INPUT MATERIAL -
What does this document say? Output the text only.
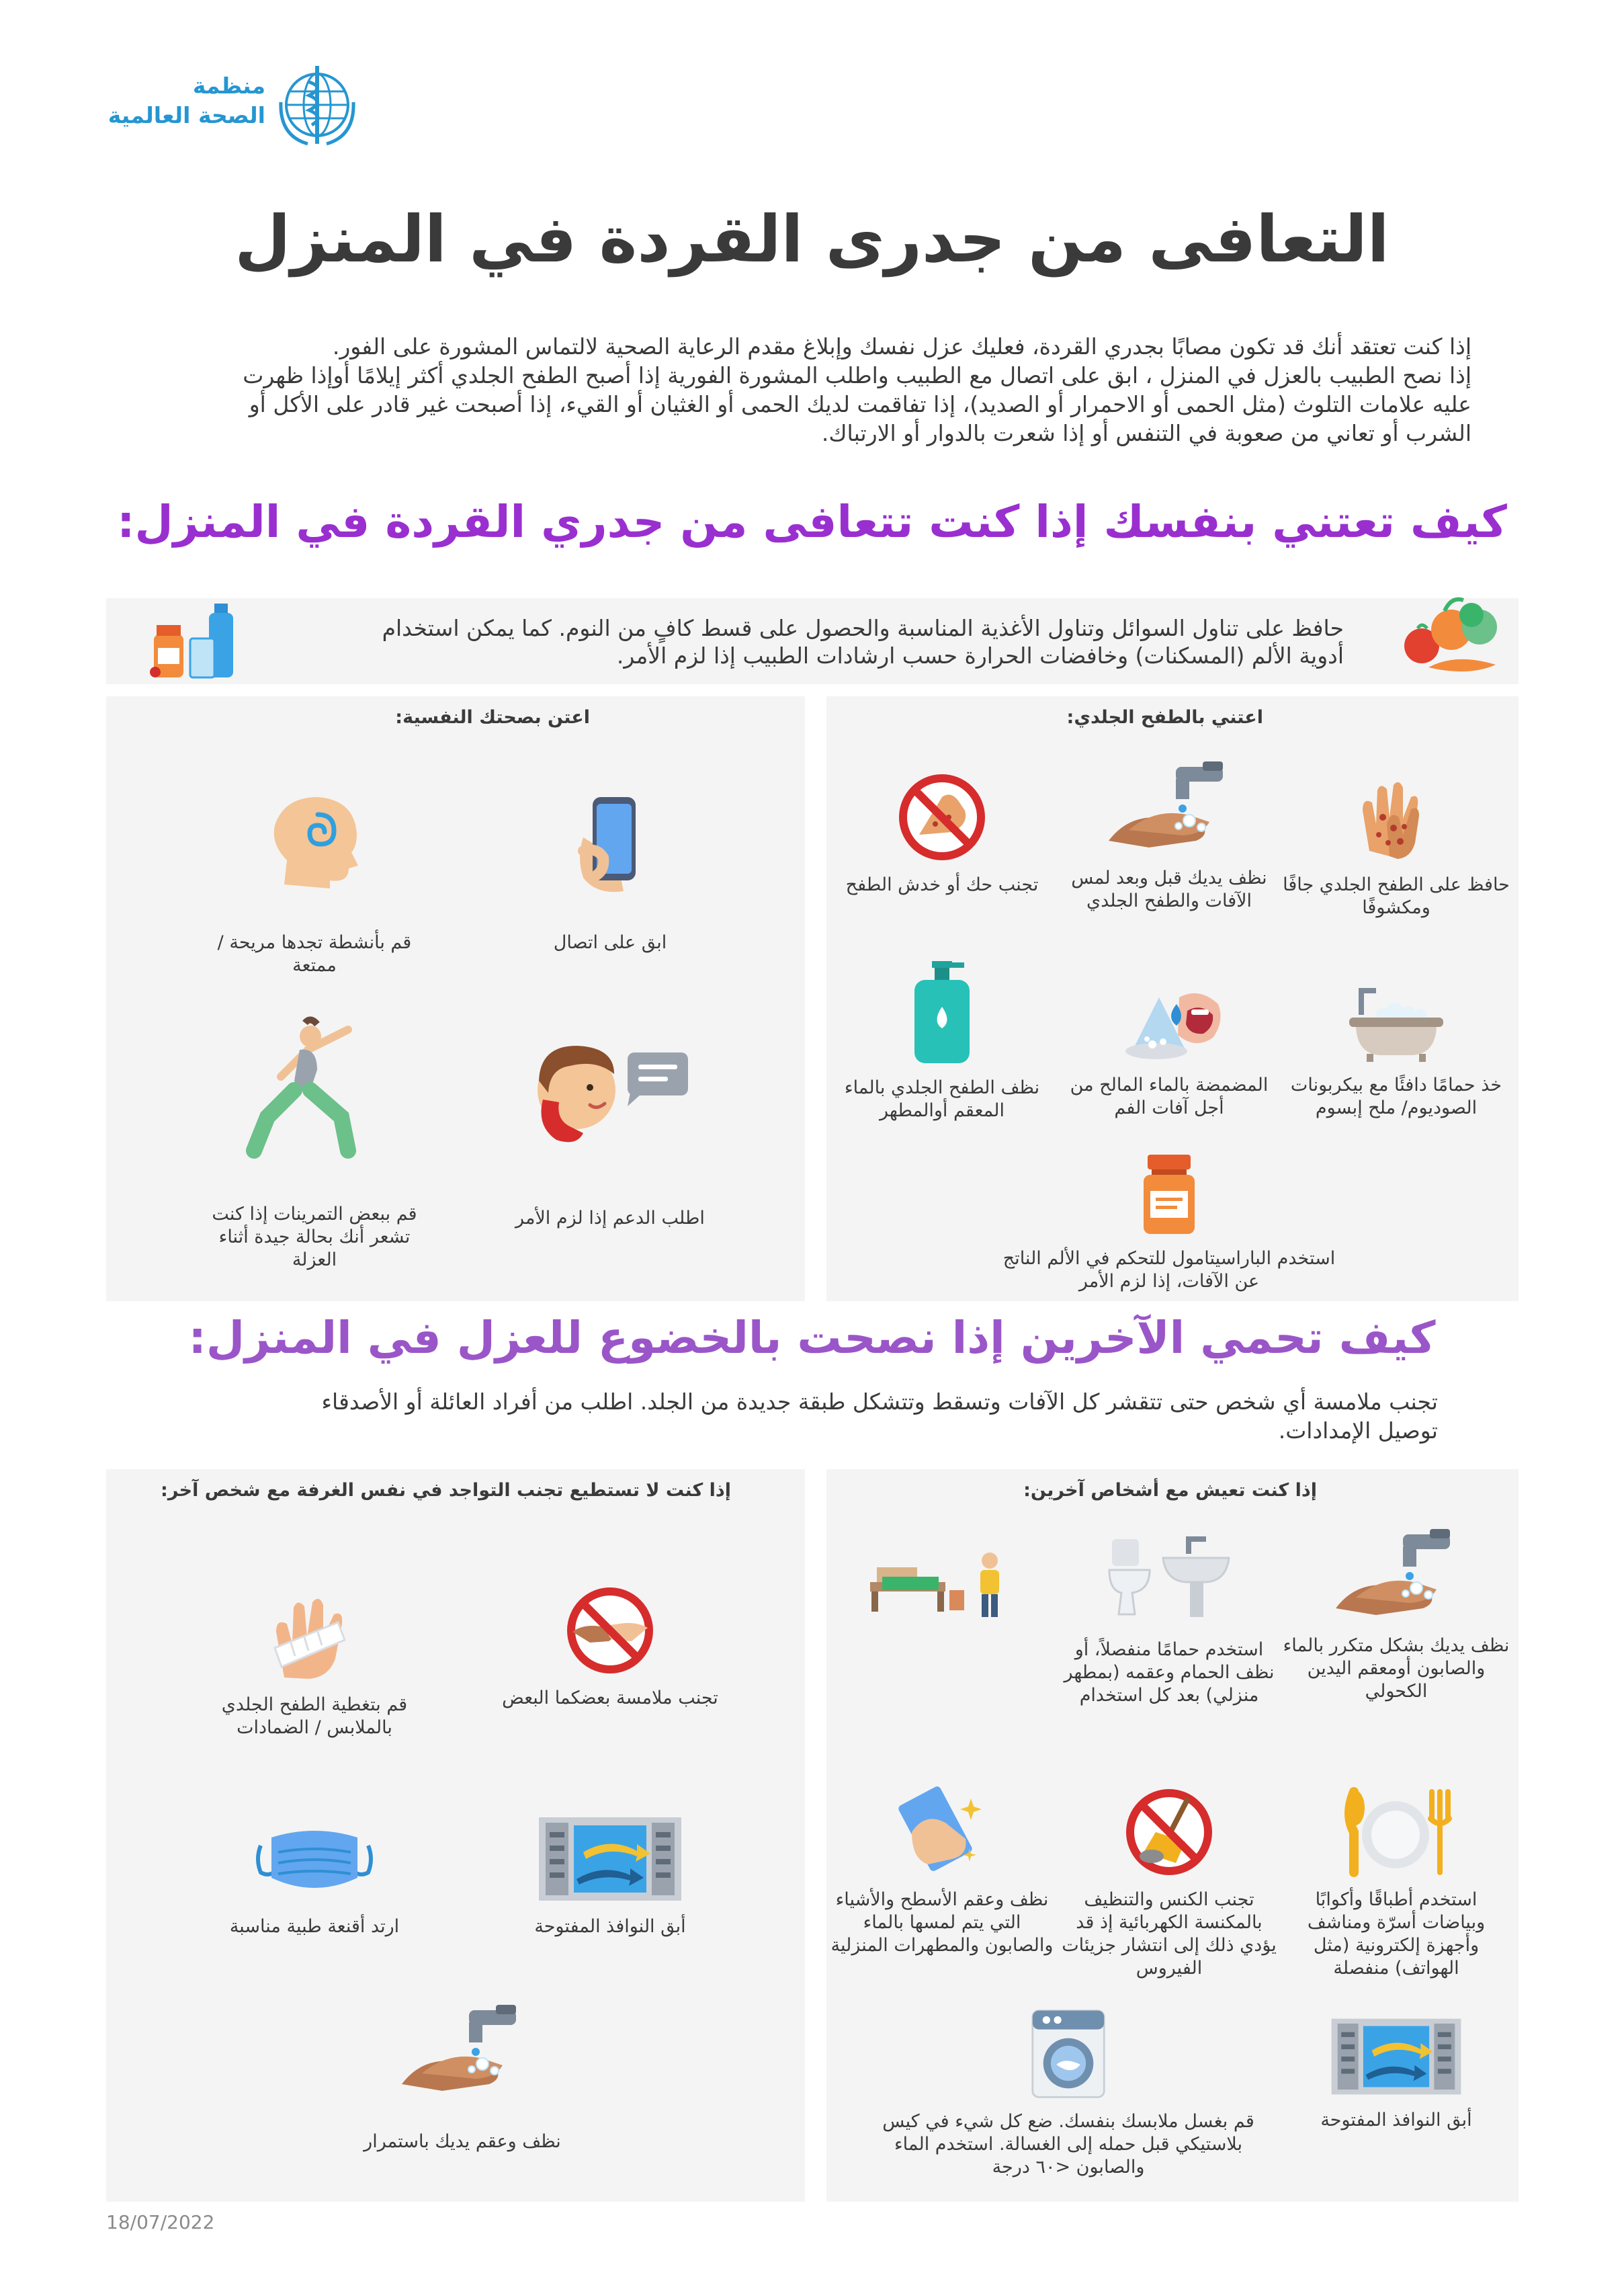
منظمة
الصحة العالمية
التعافى من جدرى القردة في المنزل
إذا كنت تعتقد أنك قد تكون مصابًا بجدري القردة، فعليك عزل نفسك وإبلاغ مقدم الرعاية الصحية لالتماس المشورة على الفور.
إذا نصح الطبيب بالعزل في المنزل ، ابق على اتصال مع الطبيب واطلب المشورة الفورية إذا أصبح الطفح الجلدي أكثر إيلامًا أوإذا ظهرت
عليه علامات التلوث (مثل الحمى أو الاحمرار أو الصديد)، إذا تفاقمت لديك الحمى أو الغثيان أو القيء، إذا أصبحت غير قادر على الأكل أو
الشرب أو تعاني من صعوبة في التنفس أو إذا شعرت بالدوار أو الارتباك.
كيف تعتني بنفسك إذا كنت تتعافى من جدري القردة في المنزل:
حافظ على تناول السوائل وتناول الأغذية المناسبة والحصول على قسط كافٍ من النوم. كما يمكن استخدام
أدوية الألم (المسكنات) وخافضات الحرارة حسب ارشادات الطبيب إذا لزم الأمر.
اعتني بالطفح الجلدي:
حافظ على الطفح الجلدي جافًا ومكشوفًا
نظف يديك قبل وبعد لمس الآفات والطفح الجلدي
تجنب حك أو خدش الطفح
خذ حمامًا دافئًا مع بيكربونات الصوديوم/ ملح إبسوم
المضمضة بالماء المالح من أجل آفات الفم
نظف الطفح الجلدي بالماء المعقم أوالمطهر
استخدم الباراسيتامول للتحكم في الألم الناتج عن الآفات، إذا لزم الأمر
اعتن بصحتك النفسية:
ابق على اتصال
قم بأنشطة تجدها مريحة / ممتعة
اطلب الدعم إذا لزم الأمر
قم ببعض التمرينات إذا كنت تشعر أنك بحالة جيدة أثناء العزلة
كيف تحمي الآخرين إذا نصحت بالخضوع للعزل في المنزل:
تجنب ملامسة أي شخص حتى تتقشر كل الآفات وتسقط وتتشكل طبقة جديدة من الجلد. اطلب من أفراد العائلة أو الأصدقاء
توصيل الإمدادات.
إذا كنت تعيش مع أشخاص آخرين:
نظف يديك بشكل متكرر بالماء والصابون أومعقم اليدين الكحولي
استخدم حمامًا منفصلاً، أو نظف الحمام وعقمه (بمطهر منزلي) بعد كل استخدام
استخدم أطباقًا وأكوابًا وبياضات أسرّة ومناشف وأجهزة إلكترونية (مثل الهواتف) منفصلة
تجنب الكنس والتنظيف بالمكنسة الكهربائية إذ قد يؤدي ذلك إلى انتشار جزيئات الفيروس
نظف وعقم الأسطح والأشياء التي يتم لمسها بالماء والصابون والمطهرات المنزلية
أبق النوافذ المفتوحة
قم بغسل ملابسك بنفسك. ضع كل شيء في كيس بلاستيكي قبل حمله إلى الغسالة. استخدم الماء والصابون <٦٠ درجة
إذا كنت لا تستطيع تجنب التواجد في نفس الغرفة مع شخص آخر:
تجنب ملامسة بعضكما البعض
قم بتغطية الطفح الجلدي بالملابس / الضمادات
أبق النوافذ المفتوحة
ارتد أقنعة طبية مناسبة
نظف وعقم يديك باستمرار
18/07/2022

REQUIREMENTS - In your copy, repeat each record exactly and include no pictures.

FULL ANSWER -
What does this document say? Output the text only.
منظمة
الصحة العالمية
التعافى من جدرى القردة في المنزل
إذا كنت تعتقد أنك قد تكون مصابًا بجدري القردة، فعليك عزل نفسك وإبلاغ مقدم الرعاية الصحية لالتماس المشورة على الفور.
إذا نصح الطبيب بالعزل في المنزل ، ابق على اتصال مع الطبيب واطلب المشورة الفورية إذا أصبح الطفح الجلدي أكثر إيلامًا أوإذا ظهرت
عليه علامات التلوث (مثل الحمى أو الاحمرار أو الصديد)، إذا تفاقمت لديك الحمى أو الغثيان أو القيء، إذا أصبحت غير قادر على الأكل أو
الشرب أو تعاني من صعوبة في التنفس أو إذا شعرت بالدوار أو الارتباك.
كيف تعتني بنفسك إذا كنت تتعافى من جدري القردة في المنزل:
حافظ على تناول السوائل وتناول الأغذية المناسبة والحصول على قسط كافٍ من النوم. كما يمكن استخدام
أدوية الألم (المسكنات) وخافضات الحرارة حسب ارشادات الطبيب إذا لزم الأمر.
اعتني بالطفح الجلدي:
حافظ على الطفح الجلدي جافًا ومكشوفًا
نظف يديك قبل وبعد لمس الآفات والطفح الجلدي
تجنب حك أو خدش الطفح
خذ حمامًا دافئًا مع بيكربونات الصوديوم/ ملح إبسوم
المضمضة بالماء المالح من أجل آفات الفم
نظف الطفح الجلدي بالماء المعقم أوالمطهر
استخدم الباراسيتامول للتحكم في الألم الناتج عن الآفات، إذا لزم الأمر
اعتن بصحتك النفسية:
ابق على اتصال
قم بأنشطة تجدها مريحة / ممتعة
اطلب الدعم إذا لزم الأمر
قم ببعض التمرينات إذا كنت تشعر أنك بحالة جيدة أثناء العزلة
كيف تحمي الآخرين إذا نصحت بالخضوع للعزل في المنزل:
تجنب ملامسة أي شخص حتى تتقشر كل الآفات وتسقط وتتشكل طبقة جديدة من الجلد. اطلب من أفراد العائلة أو الأصدقاء
توصيل الإمدادات.
إذا كنت تعيش مع أشخاص آخرين:
نظف يديك بشكل متكرر بالماء والصابون أومعقم اليدين الكحولي
استخدم حمامًا منفصلاً، أو نظف الحمام وعقمه (بمطهر منزلي) بعد كل استخدام
استخدم أطباقًا وأكوابًا وبياضات أسرّة ومناشف وأجهزة إلكترونية (مثل الهواتف) منفصلة
تجنب الكنس والتنظيف بالمكنسة الكهربائية إذ قد يؤدي ذلك إلى انتشار جزيئات الفيروس
نظف وعقم الأسطح والأشياء التي يتم لمسها بالماء والصابون والمطهرات المنزلية
أبق النوافذ المفتوحة
قم بغسل ملابسك بنفسك. ضع كل شيء في كيس بلاستيكي قبل حمله إلى الغسالة. استخدم الماء والصابون <٦٠ درجة
إذا كنت لا تستطيع تجنب التواجد في نفس الغرفة مع شخص آخر:
تجنب ملامسة بعضكما البعض
قم بتغطية الطفح الجلدي بالملابس / الضمادات
أبق النوافذ المفتوحة
ارتد أقنعة طبية مناسبة
نظف وعقم يديك باستمرار
18/07/2022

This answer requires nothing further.